> _WHAT TO DO_
Reproduce word for word the lines between the one holding "area-segment xyxy=(781,246,799,309)" and the one holding "area-segment xyxy=(665,135,682,247)", including both of those lines.

......

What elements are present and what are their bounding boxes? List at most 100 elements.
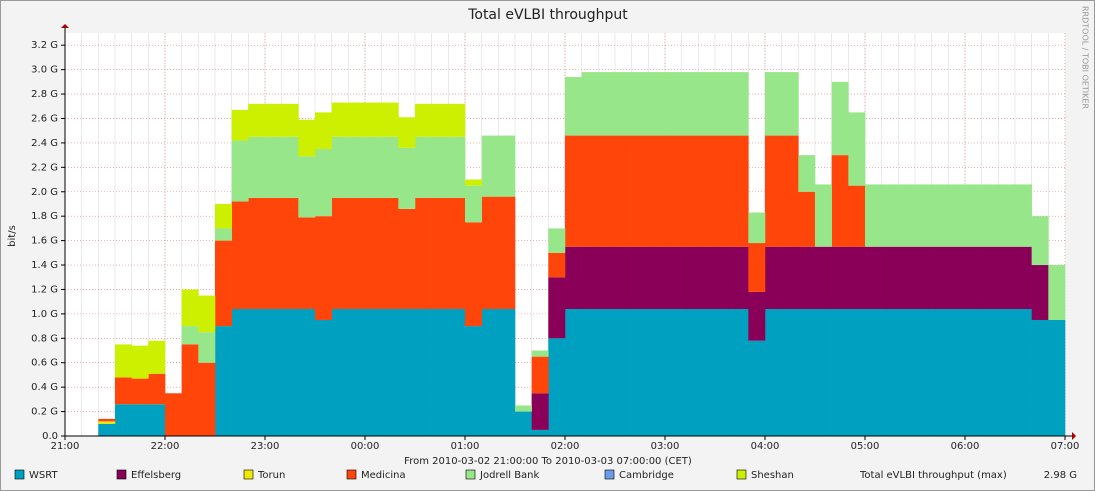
area-segment xyxy=(781,246,799,309)
area-segment xyxy=(815,184,832,247)
area-segment xyxy=(398,147,416,209)
area-segment xyxy=(381,197,399,309)
area-segment xyxy=(698,72,716,136)
x-tick-label: 06:00 xyxy=(951,441,980,452)
area-segment xyxy=(948,246,966,309)
y-tick-label: 1.0 G xyxy=(31,309,58,320)
x-arrow xyxy=(1072,432,1076,440)
y-tick-label: 1.6 G xyxy=(31,236,58,247)
legend-label: Sheshan xyxy=(751,470,794,481)
area-segment xyxy=(315,319,332,436)
area-segment xyxy=(865,184,882,247)
area-segment xyxy=(198,295,216,333)
area-segment xyxy=(265,308,282,436)
area-segment xyxy=(931,246,949,309)
area-segment xyxy=(298,308,316,436)
area-segment xyxy=(798,246,816,309)
area-segment xyxy=(231,201,249,309)
area-segment xyxy=(331,136,349,198)
area-segment xyxy=(931,184,949,247)
area-segment xyxy=(915,184,932,247)
area-segment xyxy=(331,102,349,137)
area-segment xyxy=(298,156,316,218)
area-segment xyxy=(948,308,966,436)
total-label: Total eVLBI throughput (max) xyxy=(859,470,1007,481)
area-segment xyxy=(465,222,482,327)
area-segment xyxy=(781,308,799,436)
area-segment xyxy=(648,308,666,436)
area-segment xyxy=(398,117,416,148)
area-segment xyxy=(598,246,616,309)
area-segment xyxy=(365,136,382,198)
area-segment xyxy=(331,197,349,309)
area-segment xyxy=(131,378,149,405)
x-tick-label: 21:00 xyxy=(51,441,80,452)
area-segment xyxy=(315,149,332,217)
x-tick-label: 05:00 xyxy=(851,441,880,452)
area-segment xyxy=(798,191,816,247)
area-segment xyxy=(415,308,432,436)
y-tick-label: 2.4 G xyxy=(31,138,58,149)
area-segment xyxy=(731,72,749,136)
y-tick-label: 3.0 G xyxy=(31,65,58,76)
y-tick-label: 1.4 G xyxy=(31,260,58,271)
area-segment xyxy=(115,377,132,405)
area-segment xyxy=(548,277,566,339)
legend-label: Cambridge xyxy=(619,470,674,481)
area-segment xyxy=(665,135,682,247)
area-segment xyxy=(448,197,466,309)
x-tick-label: 04:00 xyxy=(751,441,780,452)
area-segment xyxy=(498,196,516,309)
area-segment xyxy=(248,103,266,137)
area-segment xyxy=(431,103,449,137)
area-segment xyxy=(248,308,266,436)
area-segment xyxy=(498,308,516,436)
total-max: 2.98 G xyxy=(1044,470,1077,481)
area-segment xyxy=(298,217,316,309)
y-tick-label: 2.0 G xyxy=(31,187,58,198)
area-segment xyxy=(365,308,382,436)
area-segment xyxy=(531,350,549,357)
legend-swatch xyxy=(346,469,357,480)
area-segment xyxy=(1015,184,1032,247)
area-segment xyxy=(715,72,732,136)
area-segment xyxy=(648,246,666,309)
area-segment xyxy=(648,135,666,247)
area-segment xyxy=(765,135,782,247)
area-segment xyxy=(931,308,949,436)
area-segment xyxy=(581,308,599,436)
area-segment xyxy=(981,246,999,309)
area-segment xyxy=(865,308,882,436)
area-segment xyxy=(731,308,749,436)
area-segment xyxy=(698,308,716,436)
area-segment xyxy=(781,135,799,247)
area-segment xyxy=(215,240,232,327)
area-segment xyxy=(881,184,899,247)
area-segment xyxy=(748,243,766,292)
area-segment xyxy=(281,308,299,436)
area-segment xyxy=(848,308,866,436)
y-arrow xyxy=(61,24,69,28)
x-tick-label: 07:00 xyxy=(1051,441,1080,452)
area-segment xyxy=(565,76,582,136)
area-segment xyxy=(681,308,699,436)
area-segment xyxy=(748,212,766,244)
area-segment xyxy=(398,308,416,436)
area-segment xyxy=(348,308,366,436)
area-segment xyxy=(815,246,832,309)
legend-swatch xyxy=(604,469,615,480)
legend-label: WSRT xyxy=(29,470,58,481)
area-segment xyxy=(215,203,232,229)
area-segment xyxy=(748,340,766,436)
area-segment xyxy=(348,102,366,137)
area-segment xyxy=(265,136,282,198)
x-tick-label: 02:00 xyxy=(551,441,580,452)
area-segment xyxy=(98,418,116,422)
area-segment xyxy=(1015,246,1032,309)
area-segment xyxy=(1031,265,1049,320)
x-tick-label: 23:00 xyxy=(251,441,280,452)
x-tick-label: 00:00 xyxy=(351,441,380,452)
y-axis-label: bit/s xyxy=(7,225,18,247)
area-segment xyxy=(831,308,849,436)
area-segment xyxy=(131,404,149,436)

......

> _RIGHT ANSWER_
area-segment xyxy=(781,246,799,309)
area-segment xyxy=(815,184,832,247)
area-segment xyxy=(398,147,416,209)
area-segment xyxy=(381,197,399,309)
area-segment xyxy=(698,72,716,136)
x-tick-label: 06:00 xyxy=(951,441,980,452)
area-segment xyxy=(948,246,966,309)
y-tick-label: 1.0 G xyxy=(31,309,58,320)
x-arrow xyxy=(1072,432,1076,440)
y-tick-label: 1.6 G xyxy=(31,236,58,247)
legend-label: Sheshan xyxy=(751,470,794,481)
area-segment xyxy=(315,319,332,436)
area-segment xyxy=(865,184,882,247)
area-segment xyxy=(198,295,216,333)
area-segment xyxy=(265,308,282,436)
area-segment xyxy=(931,246,949,309)
area-segment xyxy=(298,308,316,436)
area-segment xyxy=(798,246,816,309)
area-segment xyxy=(231,201,249,309)
area-segment xyxy=(331,136,349,198)
area-segment xyxy=(931,184,949,247)
area-segment xyxy=(915,184,932,247)
area-segment xyxy=(331,102,349,137)
area-segment xyxy=(298,156,316,218)
area-segment xyxy=(948,308,966,436)
total-label: Total eVLBI throughput (max) xyxy=(859,470,1007,481)
area-segment xyxy=(465,222,482,327)
area-segment xyxy=(781,308,799,436)
area-segment xyxy=(648,308,666,436)
area-segment xyxy=(398,117,416,148)
area-segment xyxy=(598,246,616,309)
area-segment xyxy=(365,136,382,198)
area-segment xyxy=(331,197,349,309)
area-segment xyxy=(131,378,149,405)
x-tick-label: 21:00 xyxy=(51,441,80,452)
area-segment xyxy=(315,149,332,217)
x-tick-label: 05:00 xyxy=(851,441,880,452)
area-segment xyxy=(798,191,816,247)
area-segment xyxy=(415,308,432,436)
y-tick-label: 2.4 G xyxy=(31,138,58,149)
area-segment xyxy=(731,72,749,136)
y-tick-label: 3.0 G xyxy=(31,65,58,76)
y-tick-label: 1.4 G xyxy=(31,260,58,271)
area-segment xyxy=(115,377,132,405)
area-segment xyxy=(548,277,566,339)
legend-label: Cambridge xyxy=(619,470,674,481)
area-segment xyxy=(665,135,682,247)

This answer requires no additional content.